> Direction
Filter this material down to the lines that hold "xlabel", copying each one.

::::

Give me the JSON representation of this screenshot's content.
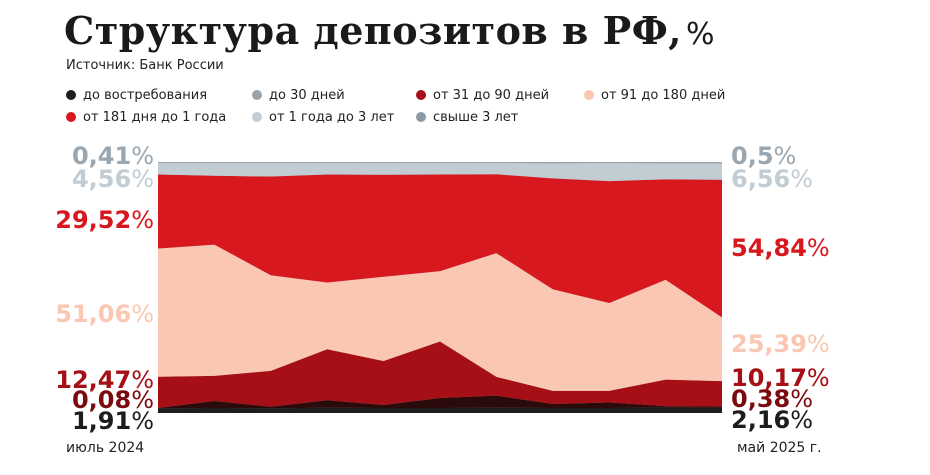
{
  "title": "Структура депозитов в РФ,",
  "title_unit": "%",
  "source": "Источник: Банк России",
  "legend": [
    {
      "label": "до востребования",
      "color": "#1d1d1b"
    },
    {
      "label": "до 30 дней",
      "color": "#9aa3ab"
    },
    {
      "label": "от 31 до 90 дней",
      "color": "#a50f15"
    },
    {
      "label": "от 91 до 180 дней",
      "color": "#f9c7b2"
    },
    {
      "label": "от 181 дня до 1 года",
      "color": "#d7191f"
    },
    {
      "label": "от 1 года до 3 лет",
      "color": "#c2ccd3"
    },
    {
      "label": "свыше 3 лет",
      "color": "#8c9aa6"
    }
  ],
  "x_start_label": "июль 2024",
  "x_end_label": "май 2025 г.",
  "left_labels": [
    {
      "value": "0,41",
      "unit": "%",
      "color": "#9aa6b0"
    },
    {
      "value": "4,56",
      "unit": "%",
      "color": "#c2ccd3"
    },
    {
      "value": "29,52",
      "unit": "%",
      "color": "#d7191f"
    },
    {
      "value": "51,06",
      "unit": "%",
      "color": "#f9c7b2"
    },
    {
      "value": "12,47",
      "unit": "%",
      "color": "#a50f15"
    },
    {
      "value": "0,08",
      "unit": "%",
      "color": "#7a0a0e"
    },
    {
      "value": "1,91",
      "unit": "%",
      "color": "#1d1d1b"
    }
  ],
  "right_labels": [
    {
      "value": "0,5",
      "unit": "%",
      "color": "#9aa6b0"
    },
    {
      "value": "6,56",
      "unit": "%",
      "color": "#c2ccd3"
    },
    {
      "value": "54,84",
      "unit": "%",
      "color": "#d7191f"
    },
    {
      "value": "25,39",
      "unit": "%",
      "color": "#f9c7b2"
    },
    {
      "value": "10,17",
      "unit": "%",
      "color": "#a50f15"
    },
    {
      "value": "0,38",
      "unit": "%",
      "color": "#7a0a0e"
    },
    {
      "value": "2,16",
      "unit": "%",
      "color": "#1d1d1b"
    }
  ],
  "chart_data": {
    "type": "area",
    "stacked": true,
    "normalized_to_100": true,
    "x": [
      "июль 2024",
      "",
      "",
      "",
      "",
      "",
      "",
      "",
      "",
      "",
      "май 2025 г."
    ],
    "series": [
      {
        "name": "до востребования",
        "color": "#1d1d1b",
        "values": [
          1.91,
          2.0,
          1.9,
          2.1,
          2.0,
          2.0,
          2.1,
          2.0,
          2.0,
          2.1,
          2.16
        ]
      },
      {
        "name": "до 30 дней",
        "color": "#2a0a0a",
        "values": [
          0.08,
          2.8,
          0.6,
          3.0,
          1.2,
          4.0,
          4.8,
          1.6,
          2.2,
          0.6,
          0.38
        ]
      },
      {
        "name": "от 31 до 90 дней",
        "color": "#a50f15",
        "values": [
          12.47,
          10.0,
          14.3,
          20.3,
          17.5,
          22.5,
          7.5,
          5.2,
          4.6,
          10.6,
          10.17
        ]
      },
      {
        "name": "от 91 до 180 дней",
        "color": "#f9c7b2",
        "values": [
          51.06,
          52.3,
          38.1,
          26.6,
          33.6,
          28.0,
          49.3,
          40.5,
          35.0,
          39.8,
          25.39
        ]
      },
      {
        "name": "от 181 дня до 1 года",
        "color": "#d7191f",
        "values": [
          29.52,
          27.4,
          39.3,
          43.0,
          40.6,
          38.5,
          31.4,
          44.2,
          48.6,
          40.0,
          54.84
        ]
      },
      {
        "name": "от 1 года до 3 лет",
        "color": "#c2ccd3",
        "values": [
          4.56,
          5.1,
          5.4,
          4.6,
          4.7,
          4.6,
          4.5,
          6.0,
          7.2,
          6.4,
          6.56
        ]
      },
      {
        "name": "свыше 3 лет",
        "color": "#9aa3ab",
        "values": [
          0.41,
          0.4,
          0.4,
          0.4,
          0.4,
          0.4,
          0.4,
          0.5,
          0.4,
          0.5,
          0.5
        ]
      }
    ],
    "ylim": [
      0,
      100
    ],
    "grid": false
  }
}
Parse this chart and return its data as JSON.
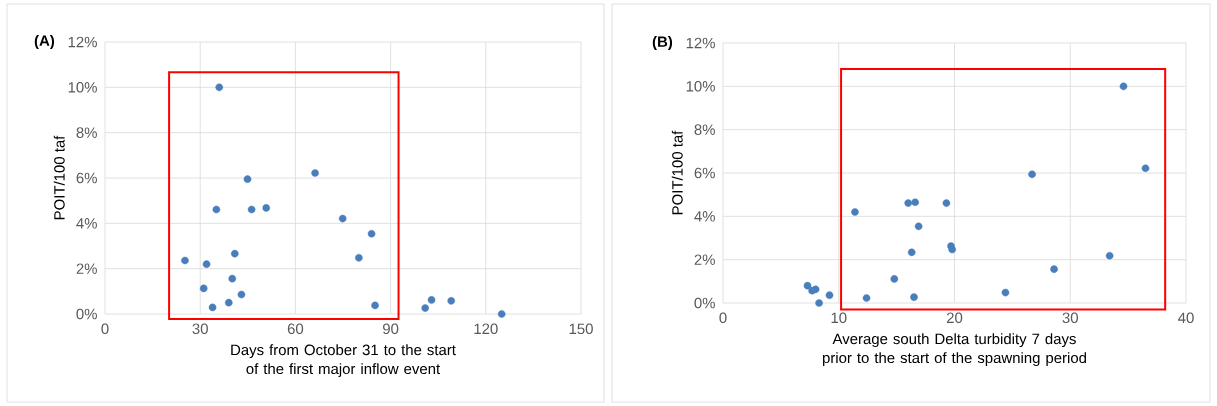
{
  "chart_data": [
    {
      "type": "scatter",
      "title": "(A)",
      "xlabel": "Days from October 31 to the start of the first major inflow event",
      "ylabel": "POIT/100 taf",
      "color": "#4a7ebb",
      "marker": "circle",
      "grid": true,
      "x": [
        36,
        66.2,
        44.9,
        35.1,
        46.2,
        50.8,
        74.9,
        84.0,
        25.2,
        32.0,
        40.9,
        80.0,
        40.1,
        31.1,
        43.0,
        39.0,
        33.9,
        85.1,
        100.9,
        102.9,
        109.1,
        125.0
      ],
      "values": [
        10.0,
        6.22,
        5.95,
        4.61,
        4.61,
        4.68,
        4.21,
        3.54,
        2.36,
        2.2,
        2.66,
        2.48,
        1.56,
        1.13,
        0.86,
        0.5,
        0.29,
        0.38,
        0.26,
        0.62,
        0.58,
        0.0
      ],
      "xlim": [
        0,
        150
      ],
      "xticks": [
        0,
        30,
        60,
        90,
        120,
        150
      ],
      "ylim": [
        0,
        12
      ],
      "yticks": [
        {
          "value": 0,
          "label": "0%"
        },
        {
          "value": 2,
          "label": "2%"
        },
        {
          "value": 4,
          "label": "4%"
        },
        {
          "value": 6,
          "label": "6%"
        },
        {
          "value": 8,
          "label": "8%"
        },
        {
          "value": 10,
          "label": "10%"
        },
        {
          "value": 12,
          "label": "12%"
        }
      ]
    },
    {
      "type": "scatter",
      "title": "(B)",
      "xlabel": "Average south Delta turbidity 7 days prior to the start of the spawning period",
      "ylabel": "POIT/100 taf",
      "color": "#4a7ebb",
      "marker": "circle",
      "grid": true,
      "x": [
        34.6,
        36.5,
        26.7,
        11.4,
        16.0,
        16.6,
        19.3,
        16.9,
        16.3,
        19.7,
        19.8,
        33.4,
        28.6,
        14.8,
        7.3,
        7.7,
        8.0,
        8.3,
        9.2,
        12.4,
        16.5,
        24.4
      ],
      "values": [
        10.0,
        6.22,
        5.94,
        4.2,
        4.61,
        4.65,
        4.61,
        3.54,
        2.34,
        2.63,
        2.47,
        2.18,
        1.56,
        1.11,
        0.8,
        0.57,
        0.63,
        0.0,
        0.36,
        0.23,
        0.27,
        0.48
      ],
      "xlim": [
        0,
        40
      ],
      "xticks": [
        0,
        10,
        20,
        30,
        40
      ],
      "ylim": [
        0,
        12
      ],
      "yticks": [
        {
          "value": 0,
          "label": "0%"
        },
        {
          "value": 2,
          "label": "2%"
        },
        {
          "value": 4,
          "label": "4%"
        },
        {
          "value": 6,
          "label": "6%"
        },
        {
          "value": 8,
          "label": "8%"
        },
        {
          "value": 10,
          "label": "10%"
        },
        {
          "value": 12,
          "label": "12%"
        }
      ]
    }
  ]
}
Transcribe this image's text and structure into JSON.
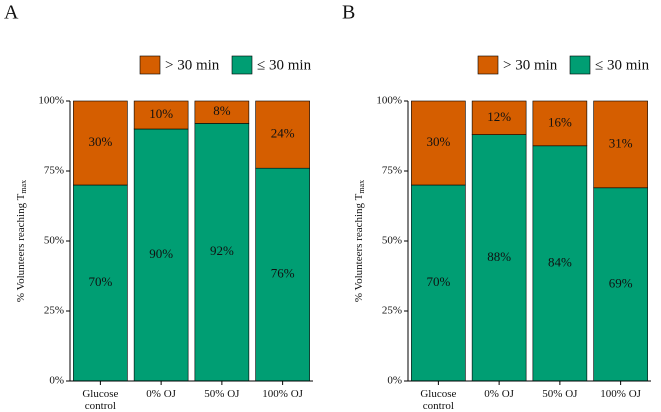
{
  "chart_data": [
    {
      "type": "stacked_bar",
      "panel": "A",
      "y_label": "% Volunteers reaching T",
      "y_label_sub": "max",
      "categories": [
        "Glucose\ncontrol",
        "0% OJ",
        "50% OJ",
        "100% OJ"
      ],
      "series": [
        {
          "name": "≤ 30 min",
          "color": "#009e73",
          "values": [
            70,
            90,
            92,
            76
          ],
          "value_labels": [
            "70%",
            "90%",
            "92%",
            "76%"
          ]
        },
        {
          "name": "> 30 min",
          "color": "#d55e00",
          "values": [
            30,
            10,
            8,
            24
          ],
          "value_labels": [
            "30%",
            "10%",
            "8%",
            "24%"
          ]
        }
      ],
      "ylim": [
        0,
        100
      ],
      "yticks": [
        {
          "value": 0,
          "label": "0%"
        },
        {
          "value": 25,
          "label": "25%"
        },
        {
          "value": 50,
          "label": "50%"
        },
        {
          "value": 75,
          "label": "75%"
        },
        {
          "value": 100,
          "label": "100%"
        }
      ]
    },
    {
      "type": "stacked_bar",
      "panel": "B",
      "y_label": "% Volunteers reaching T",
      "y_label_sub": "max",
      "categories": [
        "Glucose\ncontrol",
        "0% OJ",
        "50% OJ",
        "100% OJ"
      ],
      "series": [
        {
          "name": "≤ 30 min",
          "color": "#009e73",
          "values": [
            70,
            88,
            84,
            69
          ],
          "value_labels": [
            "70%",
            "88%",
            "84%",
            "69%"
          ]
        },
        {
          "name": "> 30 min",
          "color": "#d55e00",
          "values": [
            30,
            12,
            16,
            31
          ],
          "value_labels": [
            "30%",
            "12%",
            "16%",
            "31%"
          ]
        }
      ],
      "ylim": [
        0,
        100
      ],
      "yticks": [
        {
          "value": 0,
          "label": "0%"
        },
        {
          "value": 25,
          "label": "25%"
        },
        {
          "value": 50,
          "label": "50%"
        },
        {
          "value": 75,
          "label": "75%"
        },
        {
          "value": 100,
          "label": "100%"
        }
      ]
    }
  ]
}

::::

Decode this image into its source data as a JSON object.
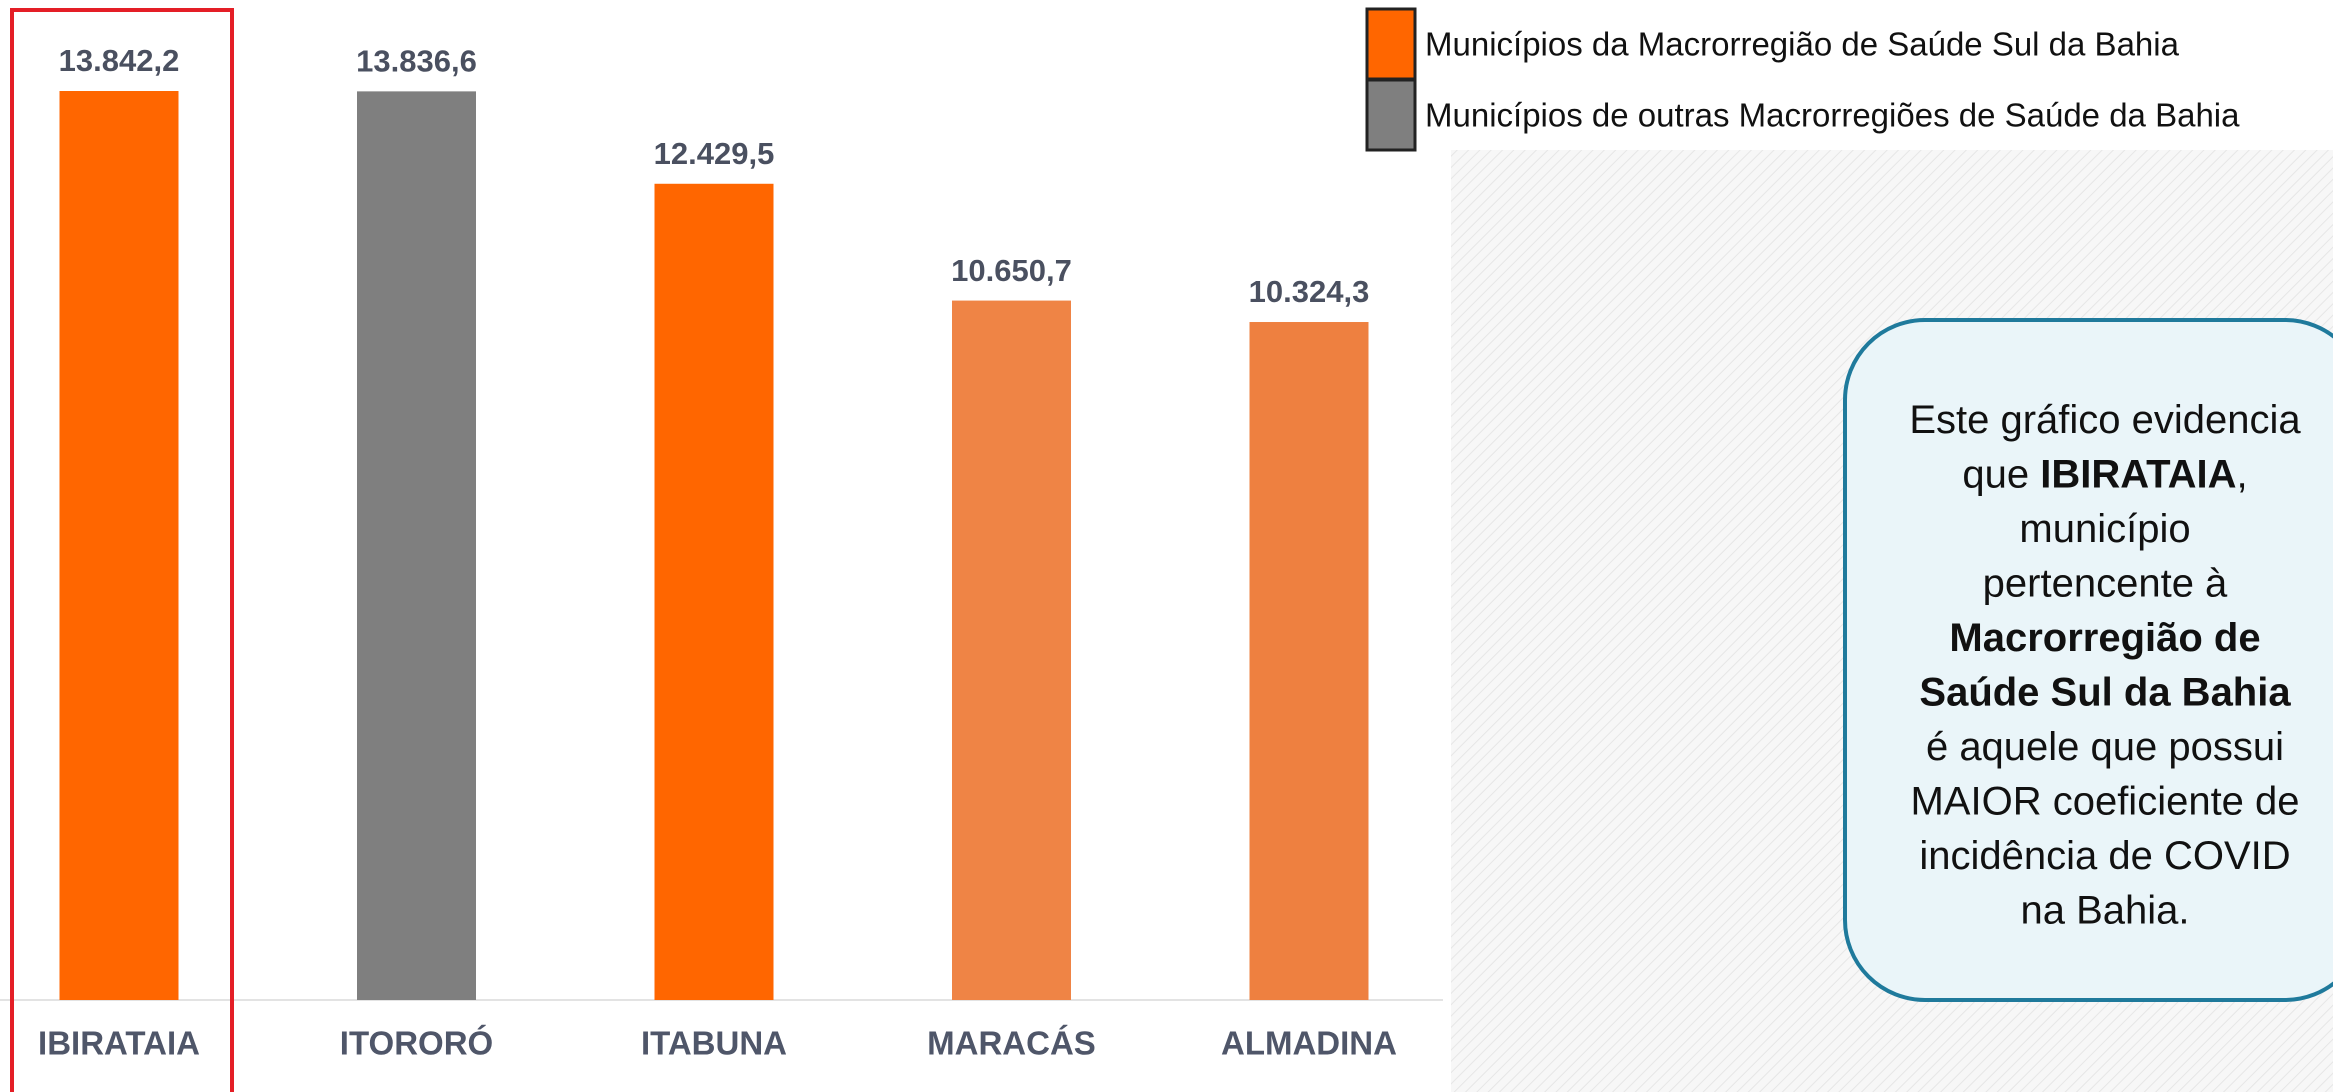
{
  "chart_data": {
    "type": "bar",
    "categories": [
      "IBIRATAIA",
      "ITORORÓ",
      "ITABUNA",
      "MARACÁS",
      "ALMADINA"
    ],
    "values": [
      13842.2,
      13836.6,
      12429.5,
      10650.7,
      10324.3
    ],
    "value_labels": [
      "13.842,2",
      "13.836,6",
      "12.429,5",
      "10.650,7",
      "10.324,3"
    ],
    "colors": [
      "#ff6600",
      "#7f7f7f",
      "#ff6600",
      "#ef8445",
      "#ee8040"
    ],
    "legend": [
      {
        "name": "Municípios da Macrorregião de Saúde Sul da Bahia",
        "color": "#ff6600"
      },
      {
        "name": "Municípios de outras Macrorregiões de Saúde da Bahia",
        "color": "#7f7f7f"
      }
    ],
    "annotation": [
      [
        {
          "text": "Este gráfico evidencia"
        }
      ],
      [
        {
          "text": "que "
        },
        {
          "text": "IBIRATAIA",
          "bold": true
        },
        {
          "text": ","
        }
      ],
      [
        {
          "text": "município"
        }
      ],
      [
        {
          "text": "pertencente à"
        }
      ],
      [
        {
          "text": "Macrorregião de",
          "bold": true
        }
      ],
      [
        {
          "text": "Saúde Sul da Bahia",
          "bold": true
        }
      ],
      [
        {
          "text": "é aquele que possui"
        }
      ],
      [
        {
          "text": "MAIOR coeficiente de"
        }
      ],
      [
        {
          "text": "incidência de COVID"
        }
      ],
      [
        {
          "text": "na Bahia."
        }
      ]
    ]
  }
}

::::

> Exercise output
      "xlabel": "Days from October 31 to the start of the first major inflow event",
      "xlabel": "Average south Delta turbidity 7 days prior to the start of the spawning period",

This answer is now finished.